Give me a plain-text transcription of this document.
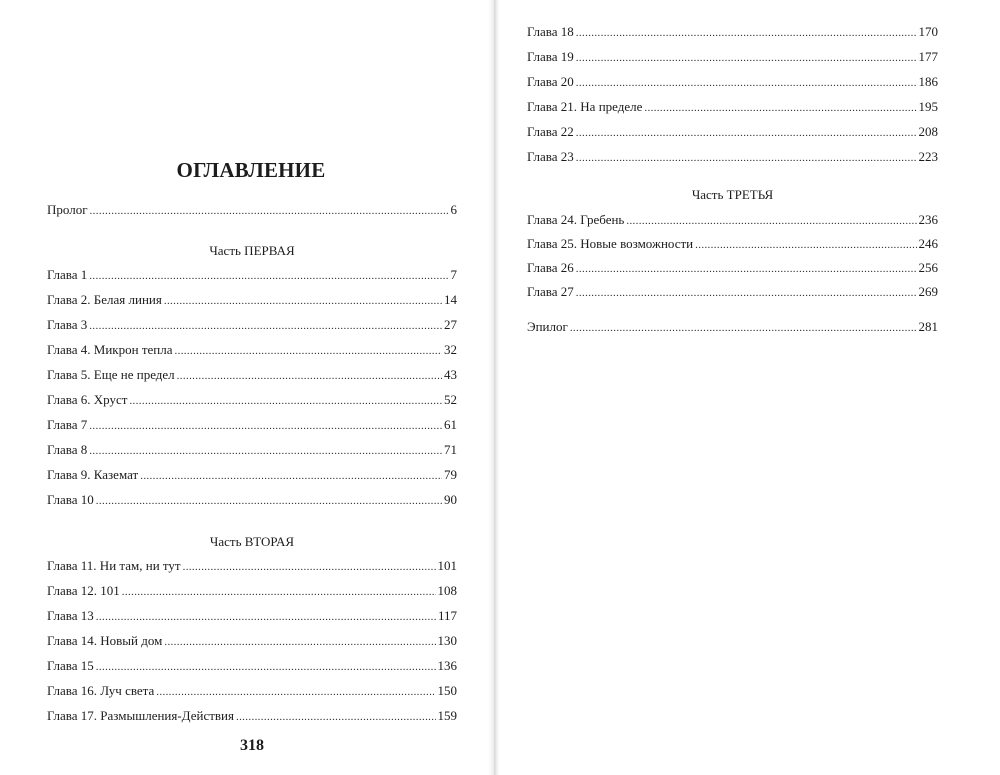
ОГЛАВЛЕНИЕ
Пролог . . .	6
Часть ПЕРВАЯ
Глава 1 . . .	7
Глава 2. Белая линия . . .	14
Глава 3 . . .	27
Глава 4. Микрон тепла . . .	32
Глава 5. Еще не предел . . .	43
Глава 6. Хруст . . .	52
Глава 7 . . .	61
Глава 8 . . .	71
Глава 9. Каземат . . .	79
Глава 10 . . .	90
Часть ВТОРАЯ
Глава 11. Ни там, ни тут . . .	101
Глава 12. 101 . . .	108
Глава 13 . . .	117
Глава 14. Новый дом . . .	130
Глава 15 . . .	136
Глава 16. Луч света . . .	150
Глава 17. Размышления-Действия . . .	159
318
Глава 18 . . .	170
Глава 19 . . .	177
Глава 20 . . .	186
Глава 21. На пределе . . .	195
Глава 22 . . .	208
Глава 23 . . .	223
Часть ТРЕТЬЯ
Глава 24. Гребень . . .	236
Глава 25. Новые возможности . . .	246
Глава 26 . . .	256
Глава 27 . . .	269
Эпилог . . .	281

__________

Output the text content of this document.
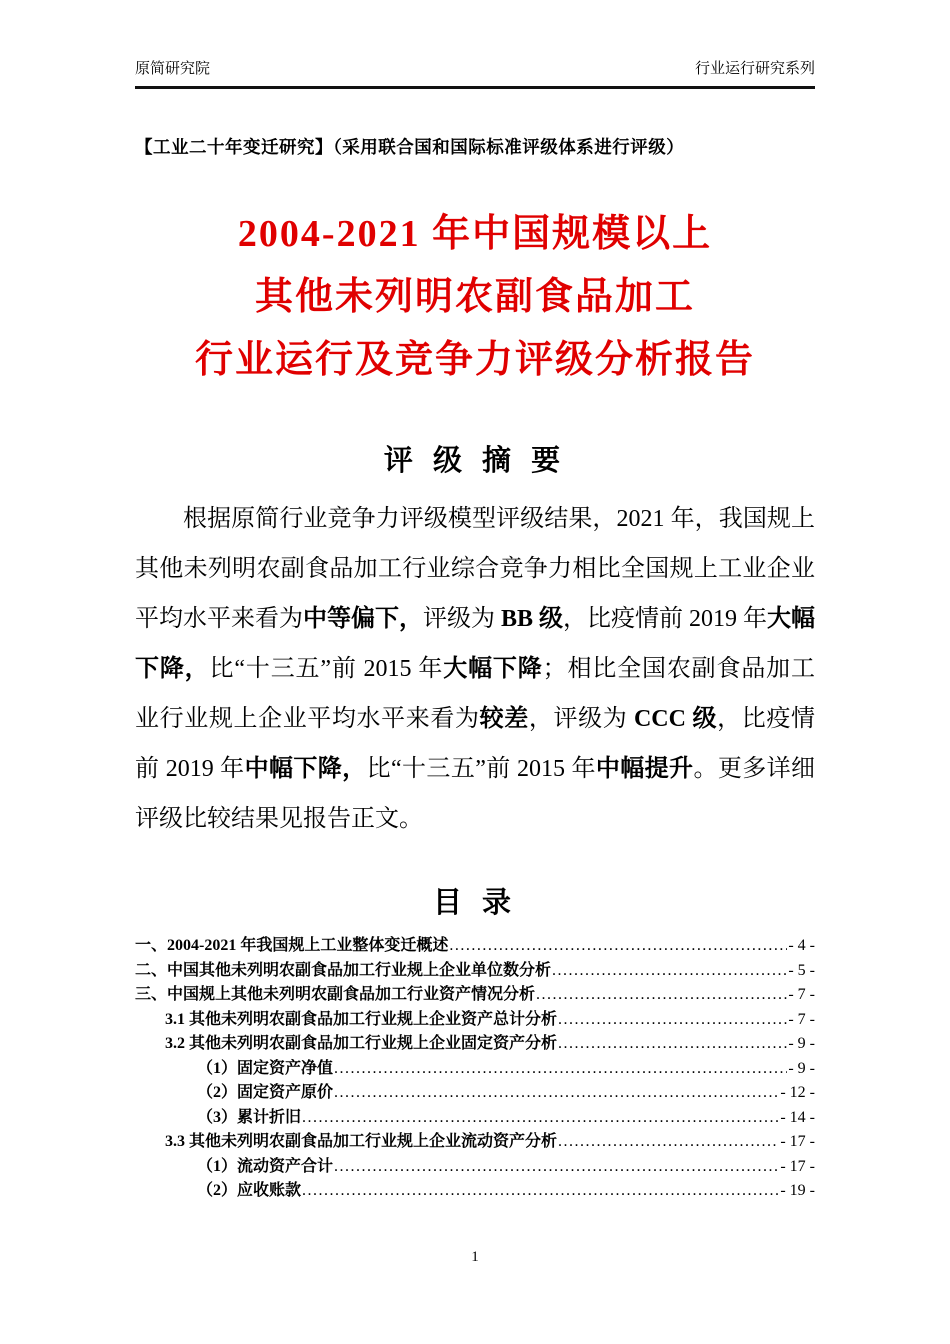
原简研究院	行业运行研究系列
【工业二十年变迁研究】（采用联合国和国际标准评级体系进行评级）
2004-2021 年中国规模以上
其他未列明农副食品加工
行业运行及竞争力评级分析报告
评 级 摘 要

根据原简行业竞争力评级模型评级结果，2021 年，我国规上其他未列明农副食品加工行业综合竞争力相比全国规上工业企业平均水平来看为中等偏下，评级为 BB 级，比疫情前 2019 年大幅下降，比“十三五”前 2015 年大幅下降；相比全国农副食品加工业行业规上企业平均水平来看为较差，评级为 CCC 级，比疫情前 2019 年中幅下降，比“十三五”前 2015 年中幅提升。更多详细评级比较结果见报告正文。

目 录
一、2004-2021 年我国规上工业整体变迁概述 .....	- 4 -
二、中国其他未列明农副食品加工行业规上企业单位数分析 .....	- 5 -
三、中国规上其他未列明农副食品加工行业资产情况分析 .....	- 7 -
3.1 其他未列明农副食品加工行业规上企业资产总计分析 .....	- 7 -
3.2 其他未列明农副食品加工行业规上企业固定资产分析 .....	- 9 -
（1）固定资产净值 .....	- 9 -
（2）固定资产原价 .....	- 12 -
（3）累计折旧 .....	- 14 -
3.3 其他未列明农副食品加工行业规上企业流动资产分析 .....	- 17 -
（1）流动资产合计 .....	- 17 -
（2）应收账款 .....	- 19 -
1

__________

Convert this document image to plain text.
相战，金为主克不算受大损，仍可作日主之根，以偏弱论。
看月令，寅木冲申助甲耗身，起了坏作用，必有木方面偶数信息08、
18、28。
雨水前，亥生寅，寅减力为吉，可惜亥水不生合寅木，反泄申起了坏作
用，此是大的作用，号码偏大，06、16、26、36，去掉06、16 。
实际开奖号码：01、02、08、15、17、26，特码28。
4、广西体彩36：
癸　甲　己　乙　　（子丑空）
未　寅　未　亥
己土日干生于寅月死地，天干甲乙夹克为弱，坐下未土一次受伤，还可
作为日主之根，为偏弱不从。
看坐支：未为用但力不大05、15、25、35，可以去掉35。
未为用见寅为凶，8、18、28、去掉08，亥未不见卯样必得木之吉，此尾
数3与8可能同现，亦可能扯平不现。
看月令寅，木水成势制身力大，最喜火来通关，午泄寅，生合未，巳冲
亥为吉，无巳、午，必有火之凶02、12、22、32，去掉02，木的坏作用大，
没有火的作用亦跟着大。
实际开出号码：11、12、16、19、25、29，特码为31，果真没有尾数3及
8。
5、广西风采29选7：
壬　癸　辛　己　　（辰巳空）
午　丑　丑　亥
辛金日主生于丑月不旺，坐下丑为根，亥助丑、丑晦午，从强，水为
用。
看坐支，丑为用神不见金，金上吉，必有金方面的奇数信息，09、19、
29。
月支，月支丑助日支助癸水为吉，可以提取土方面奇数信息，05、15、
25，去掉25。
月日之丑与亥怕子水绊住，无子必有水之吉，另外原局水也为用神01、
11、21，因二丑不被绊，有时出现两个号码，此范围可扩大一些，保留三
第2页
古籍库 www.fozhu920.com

__________

Pick out all lines containing the string "text".

Give me a plain-text transcription of this document.
Output the text content of this document.
Convert this document image to plain text.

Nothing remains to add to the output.